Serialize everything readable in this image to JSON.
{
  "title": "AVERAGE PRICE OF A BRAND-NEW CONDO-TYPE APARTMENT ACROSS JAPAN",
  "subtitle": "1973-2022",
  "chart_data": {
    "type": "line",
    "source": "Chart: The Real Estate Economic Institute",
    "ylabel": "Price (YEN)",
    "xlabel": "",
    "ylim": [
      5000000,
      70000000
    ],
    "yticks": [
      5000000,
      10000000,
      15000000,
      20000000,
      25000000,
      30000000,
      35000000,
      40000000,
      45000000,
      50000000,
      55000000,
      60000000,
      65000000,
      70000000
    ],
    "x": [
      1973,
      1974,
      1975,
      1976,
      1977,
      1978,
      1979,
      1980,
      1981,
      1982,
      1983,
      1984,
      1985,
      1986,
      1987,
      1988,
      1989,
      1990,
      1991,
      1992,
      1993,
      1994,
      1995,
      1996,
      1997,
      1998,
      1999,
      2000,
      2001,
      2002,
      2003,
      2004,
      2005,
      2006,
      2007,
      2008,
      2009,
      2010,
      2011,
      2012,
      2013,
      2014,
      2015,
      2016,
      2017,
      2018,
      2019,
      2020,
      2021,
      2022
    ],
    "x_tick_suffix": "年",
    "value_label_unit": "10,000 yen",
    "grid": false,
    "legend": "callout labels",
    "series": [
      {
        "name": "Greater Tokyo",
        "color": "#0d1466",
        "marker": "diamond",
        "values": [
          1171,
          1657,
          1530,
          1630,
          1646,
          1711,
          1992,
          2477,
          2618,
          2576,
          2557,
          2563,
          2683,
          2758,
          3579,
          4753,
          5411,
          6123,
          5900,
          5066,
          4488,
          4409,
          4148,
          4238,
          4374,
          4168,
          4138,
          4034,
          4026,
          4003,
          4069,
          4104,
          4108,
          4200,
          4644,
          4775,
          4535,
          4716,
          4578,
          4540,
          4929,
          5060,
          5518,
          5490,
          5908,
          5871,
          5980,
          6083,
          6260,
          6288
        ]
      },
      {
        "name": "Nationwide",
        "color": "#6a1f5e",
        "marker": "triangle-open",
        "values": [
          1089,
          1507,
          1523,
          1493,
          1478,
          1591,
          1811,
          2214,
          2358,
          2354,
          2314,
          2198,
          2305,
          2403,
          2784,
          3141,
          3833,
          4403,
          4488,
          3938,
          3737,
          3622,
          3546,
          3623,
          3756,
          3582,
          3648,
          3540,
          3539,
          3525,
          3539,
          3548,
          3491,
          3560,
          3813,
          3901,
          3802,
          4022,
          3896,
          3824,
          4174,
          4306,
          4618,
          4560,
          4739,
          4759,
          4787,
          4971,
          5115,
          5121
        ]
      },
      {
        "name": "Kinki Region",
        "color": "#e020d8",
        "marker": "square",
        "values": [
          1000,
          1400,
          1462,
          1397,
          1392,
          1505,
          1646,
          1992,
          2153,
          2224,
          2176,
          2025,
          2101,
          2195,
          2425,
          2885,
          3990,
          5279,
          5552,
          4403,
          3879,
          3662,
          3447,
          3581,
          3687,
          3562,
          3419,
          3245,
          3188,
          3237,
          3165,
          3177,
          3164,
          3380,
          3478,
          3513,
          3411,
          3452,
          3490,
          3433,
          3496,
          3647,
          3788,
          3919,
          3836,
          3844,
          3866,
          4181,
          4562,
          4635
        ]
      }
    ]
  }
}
--- --- ---
● Short task: Every line above needs to be retyped exactly.

● Written reply:
Serialize everything readable in this image to JSON.
{
  "title": "AVERAGE PRICE OF A BRAND-NEW CONDO-TYPE APARTMENT ACROSS JAPAN",
  "subtitle": "1973-2022",
  "chart_data": {
    "type": "line",
    "source": "Chart: The Real Estate Economic Institute",
    "ylabel": "Price (YEN)",
    "xlabel": "",
    "ylim": [
      5000000,
      70000000
    ],
    "yticks": [
      5000000,
      10000000,
      15000000,
      20000000,
      25000000,
      30000000,
      35000000,
      40000000,
      45000000,
      50000000,
      55000000,
      60000000,
      65000000,
      70000000
    ],
    "x": [
      1973,
      1974,
      1975,
      1976,
      1977,
      1978,
      1979,
      1980,
      1981,
      1982,
      1983,
      1984,
      1985,
      1986,
      1987,
      1988,
      1989,
      1990,
      1991,
      1992,
      1993,
      1994,
      1995,
      1996,
      1997,
      1998,
      1999,
      2000,
      2001,
      2002,
      2003,
      2004,
      2005,
      2006,
      2007,
      2008,
      2009,
      2010,
      2011,
      2012,
      2013,
      2014,
      2015,
      2016,
      2017,
      2018,
      2019,
      2020,
      2021,
      2022
    ],
    "x_tick_suffix": "年",
    "value_label_unit": "10,000 yen",
    "grid": false,
    "legend": "callout labels",
    "series": [
      {
        "name": "Greater Tokyo",
        "color": "#0d1466",
        "marker": "diamond",
        "values": [
          1171,
          1657,
          1530,
          1630,
          1646,
          1711,
          1992,
          2477,
          2618,
          2576,
          2557,
          2563,
          2683,
          2758,
          3579,
          4753,
          5411,
          6123,
          5900,
          5066,
          4488,
          4409,
          4148,
          4238,
          4374,
          4168,
          4138,
          4034,
          4026,
          4003,
          4069,
          4104,
          4108,
          4200,
          4644,
          4775,
          4535,
          4716,
          4578,
          4540,
          4929,
          5060,
          5518,
          5490,
          5908,
          5871,
          5980,
          6083,
          6260,
          6288
        ]
      },
      {
        "name": "Nationwide",
        "color": "#6a1f5e",
        "marker": "triangle-open",
        "values": [
          1089,
          1507,
          1523,
          1493,
          1478,
          1591,
          1811,
          2214,
          2358,
          2354,
          2314,
          2198,
          2305,
          2403,
          2784,
          3141,
          3833,
          4403,
          4488,
          3938,
          3737,
          3622,
          3546,
          3623,
          3756,
          3582,
          3648,
          3540,
          3539,
          3525,
          3539,
          3548,
          3491,
          3560,
          3813,
          3901,
          3802,
          4022,
          3896,
          3824,
          4174,
          4306,
          4618,
          4560,
          4739,
          4759,
          4787,
          4971,
          5115,
          5121
        ]
      },
      {
        "name": "Kinki Region",
        "color": "#e020d8",
        "marker": "square",
        "values": [
          1000,
          1400,
          1462,
          1397,
          1392,
          1505,
          1646,
          1992,
          2153,
          2224,
          2176,
          2025,
          2101,
          2195,
          2425,
          2885,
          3990,
          5279,
          5552,
          4403,
          3879,
          3662,
          3447,
          3581,
          3687,
          3562,
          3419,
          3245,
          3188,
          3237,
          3165,
          3177,
          3164,
          3380,
          3478,
          3513,
          3411,
          3452,
          3490,
          3433,
          3496,
          3647,
          3788,
          3919,
          3836,
          3844,
          3866,
          4181,
          4562,
          4635
        ]
      }
    ]
  }
}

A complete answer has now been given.